Task to carry out: Determine the number of lines in these entries that hold the word "correlation". Give the number and nothing more.
==*==
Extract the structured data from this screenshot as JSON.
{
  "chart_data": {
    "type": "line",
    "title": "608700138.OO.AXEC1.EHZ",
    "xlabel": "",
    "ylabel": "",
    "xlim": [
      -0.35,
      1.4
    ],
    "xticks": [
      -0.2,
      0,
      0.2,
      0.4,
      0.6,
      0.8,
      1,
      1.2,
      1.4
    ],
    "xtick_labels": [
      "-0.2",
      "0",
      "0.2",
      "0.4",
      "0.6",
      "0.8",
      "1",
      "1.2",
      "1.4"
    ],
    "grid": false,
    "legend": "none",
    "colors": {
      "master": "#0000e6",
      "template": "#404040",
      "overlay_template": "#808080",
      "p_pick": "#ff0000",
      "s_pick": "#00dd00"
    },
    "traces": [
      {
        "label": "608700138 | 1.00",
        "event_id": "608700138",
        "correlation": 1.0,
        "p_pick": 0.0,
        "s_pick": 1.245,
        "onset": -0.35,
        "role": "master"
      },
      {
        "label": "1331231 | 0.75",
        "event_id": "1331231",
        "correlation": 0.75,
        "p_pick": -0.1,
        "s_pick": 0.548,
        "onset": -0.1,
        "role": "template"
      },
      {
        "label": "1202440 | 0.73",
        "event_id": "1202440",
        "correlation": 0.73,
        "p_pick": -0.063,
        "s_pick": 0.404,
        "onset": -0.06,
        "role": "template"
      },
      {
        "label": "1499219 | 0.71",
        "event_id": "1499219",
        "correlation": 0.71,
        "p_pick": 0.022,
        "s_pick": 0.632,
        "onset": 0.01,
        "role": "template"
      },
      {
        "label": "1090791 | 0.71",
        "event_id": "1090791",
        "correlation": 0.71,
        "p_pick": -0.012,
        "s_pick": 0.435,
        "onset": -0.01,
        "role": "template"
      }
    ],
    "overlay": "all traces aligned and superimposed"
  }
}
==*==
Response to this task: 5